▶

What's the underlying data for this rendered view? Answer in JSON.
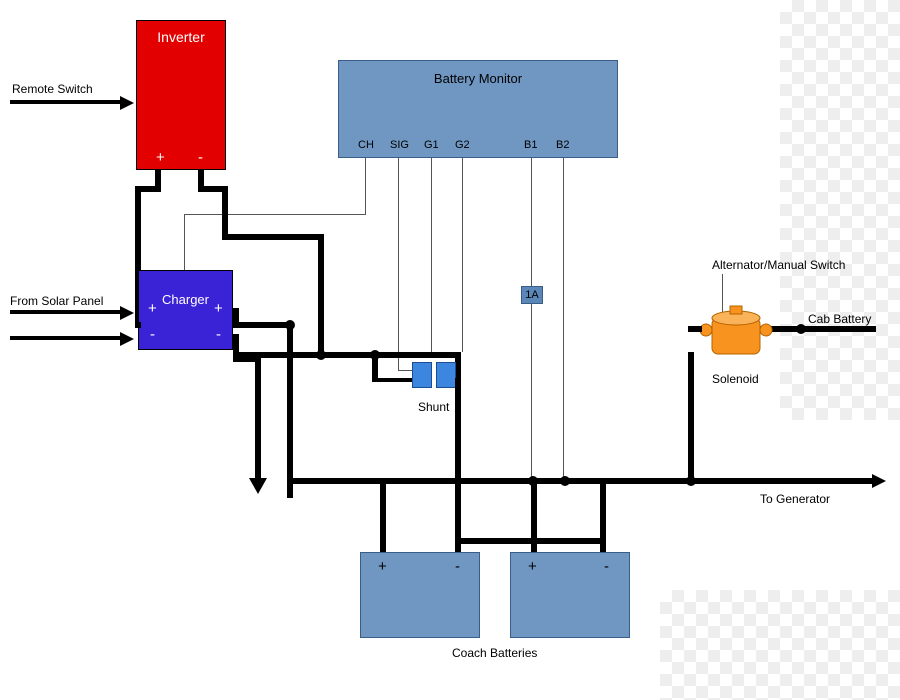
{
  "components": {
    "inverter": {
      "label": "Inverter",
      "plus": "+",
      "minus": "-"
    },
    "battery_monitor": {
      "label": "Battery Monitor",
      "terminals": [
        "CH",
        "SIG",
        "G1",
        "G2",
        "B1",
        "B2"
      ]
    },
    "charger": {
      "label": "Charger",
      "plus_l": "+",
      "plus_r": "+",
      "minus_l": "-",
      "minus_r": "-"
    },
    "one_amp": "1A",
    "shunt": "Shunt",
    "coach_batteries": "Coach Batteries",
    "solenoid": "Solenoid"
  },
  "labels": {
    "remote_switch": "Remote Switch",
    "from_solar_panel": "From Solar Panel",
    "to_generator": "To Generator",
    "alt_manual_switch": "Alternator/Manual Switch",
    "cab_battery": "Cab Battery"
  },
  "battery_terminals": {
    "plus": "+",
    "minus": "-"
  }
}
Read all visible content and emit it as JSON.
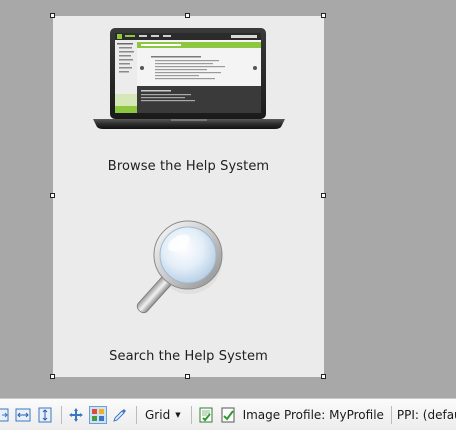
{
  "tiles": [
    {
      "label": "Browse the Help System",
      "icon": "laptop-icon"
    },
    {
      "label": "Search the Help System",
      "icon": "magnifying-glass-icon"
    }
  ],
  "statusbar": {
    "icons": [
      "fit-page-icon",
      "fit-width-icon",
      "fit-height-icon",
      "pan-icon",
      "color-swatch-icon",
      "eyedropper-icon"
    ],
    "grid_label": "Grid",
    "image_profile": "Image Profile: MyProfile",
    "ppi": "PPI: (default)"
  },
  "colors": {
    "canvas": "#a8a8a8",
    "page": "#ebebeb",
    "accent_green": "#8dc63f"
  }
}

◀
▶

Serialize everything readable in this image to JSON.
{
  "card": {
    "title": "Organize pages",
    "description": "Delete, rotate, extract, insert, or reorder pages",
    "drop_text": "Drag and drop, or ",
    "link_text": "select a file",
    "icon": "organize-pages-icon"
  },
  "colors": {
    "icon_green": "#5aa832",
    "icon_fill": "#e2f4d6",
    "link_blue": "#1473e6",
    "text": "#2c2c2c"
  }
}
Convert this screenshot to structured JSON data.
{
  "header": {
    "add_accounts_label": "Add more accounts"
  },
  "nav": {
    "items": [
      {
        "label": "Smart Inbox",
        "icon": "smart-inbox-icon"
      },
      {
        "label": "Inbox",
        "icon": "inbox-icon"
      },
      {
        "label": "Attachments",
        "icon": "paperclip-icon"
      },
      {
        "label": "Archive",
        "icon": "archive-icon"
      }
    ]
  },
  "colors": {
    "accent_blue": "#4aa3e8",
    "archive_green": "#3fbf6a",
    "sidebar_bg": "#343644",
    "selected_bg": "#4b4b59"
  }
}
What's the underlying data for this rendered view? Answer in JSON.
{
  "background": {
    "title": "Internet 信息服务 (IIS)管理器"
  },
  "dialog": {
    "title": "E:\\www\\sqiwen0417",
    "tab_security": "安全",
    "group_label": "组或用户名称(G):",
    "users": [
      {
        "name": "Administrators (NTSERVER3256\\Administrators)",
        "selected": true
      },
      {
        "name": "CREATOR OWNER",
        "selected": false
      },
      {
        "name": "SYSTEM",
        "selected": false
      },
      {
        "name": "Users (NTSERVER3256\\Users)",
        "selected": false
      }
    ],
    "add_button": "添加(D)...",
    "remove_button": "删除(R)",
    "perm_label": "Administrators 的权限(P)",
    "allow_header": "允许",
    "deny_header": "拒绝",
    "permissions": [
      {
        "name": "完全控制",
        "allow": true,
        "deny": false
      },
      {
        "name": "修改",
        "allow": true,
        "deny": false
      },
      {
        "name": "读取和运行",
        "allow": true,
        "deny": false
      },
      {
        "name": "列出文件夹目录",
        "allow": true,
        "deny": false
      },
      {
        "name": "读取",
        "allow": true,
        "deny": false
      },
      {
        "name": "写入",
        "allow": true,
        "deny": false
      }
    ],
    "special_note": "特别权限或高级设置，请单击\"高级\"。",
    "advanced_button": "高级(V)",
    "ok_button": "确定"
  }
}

◀
▶

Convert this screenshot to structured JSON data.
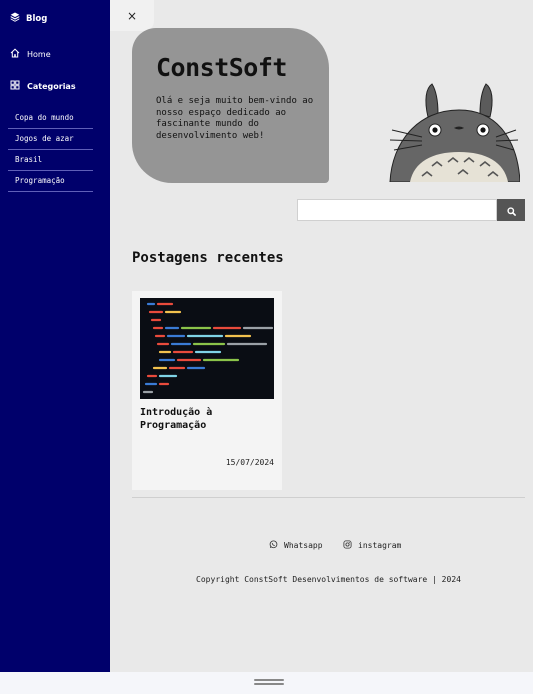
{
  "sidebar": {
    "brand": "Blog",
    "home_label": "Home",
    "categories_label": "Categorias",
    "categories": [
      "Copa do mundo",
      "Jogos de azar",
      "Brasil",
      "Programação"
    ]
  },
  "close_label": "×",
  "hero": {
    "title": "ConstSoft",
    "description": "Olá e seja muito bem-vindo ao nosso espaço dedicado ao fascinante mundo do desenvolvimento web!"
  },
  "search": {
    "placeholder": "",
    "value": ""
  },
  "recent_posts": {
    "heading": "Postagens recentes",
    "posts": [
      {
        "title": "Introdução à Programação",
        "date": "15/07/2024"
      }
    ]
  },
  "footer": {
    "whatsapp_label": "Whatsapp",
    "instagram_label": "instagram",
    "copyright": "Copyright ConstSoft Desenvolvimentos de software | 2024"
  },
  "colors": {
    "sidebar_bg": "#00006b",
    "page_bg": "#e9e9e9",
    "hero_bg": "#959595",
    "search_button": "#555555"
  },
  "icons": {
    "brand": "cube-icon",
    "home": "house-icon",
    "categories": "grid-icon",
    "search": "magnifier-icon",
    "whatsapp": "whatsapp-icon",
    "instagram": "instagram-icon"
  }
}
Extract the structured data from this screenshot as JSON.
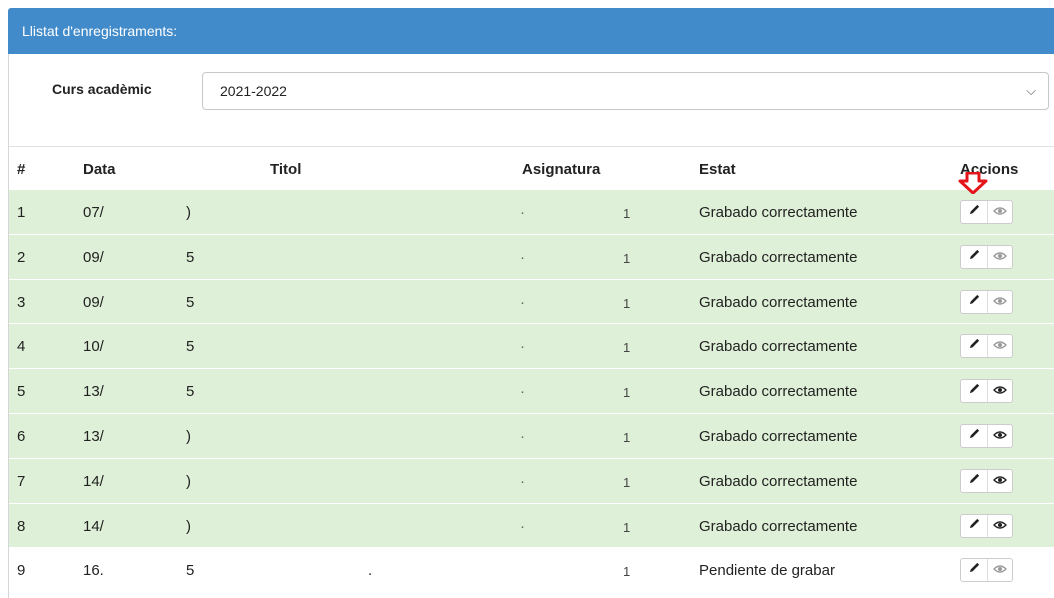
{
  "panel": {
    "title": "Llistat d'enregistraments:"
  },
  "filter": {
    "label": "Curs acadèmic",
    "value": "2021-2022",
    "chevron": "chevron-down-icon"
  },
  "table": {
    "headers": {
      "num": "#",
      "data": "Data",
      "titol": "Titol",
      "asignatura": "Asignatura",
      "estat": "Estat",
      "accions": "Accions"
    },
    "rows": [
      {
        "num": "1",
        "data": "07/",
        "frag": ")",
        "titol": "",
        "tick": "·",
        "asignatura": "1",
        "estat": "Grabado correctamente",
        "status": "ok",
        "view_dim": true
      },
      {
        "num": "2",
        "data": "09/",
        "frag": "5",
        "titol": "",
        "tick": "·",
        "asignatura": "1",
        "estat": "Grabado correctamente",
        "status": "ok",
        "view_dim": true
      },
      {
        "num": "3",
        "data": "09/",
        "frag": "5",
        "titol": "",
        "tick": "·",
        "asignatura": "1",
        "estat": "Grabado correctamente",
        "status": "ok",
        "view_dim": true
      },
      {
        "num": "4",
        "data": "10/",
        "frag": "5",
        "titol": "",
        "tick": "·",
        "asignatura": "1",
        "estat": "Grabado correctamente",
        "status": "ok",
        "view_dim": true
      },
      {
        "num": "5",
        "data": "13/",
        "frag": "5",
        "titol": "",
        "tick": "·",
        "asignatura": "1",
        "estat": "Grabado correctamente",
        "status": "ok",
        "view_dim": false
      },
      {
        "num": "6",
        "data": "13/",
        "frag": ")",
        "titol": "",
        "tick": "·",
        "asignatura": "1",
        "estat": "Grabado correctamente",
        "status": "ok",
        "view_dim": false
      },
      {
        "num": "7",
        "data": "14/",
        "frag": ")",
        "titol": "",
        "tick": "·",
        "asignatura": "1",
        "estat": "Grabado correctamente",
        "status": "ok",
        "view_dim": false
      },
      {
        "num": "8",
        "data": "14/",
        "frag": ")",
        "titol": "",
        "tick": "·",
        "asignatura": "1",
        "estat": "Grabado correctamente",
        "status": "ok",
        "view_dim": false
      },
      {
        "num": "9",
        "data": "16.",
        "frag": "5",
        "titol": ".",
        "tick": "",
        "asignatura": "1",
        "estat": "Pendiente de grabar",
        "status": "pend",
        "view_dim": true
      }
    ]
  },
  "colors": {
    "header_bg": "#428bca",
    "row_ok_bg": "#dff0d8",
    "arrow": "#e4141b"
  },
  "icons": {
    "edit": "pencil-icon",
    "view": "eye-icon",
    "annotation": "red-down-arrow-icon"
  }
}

◀

• [WHAT TO WORK ON]: Each line holding the word "description" counts once; report the total and nothing else.

• [COMPLETED TASK]: 2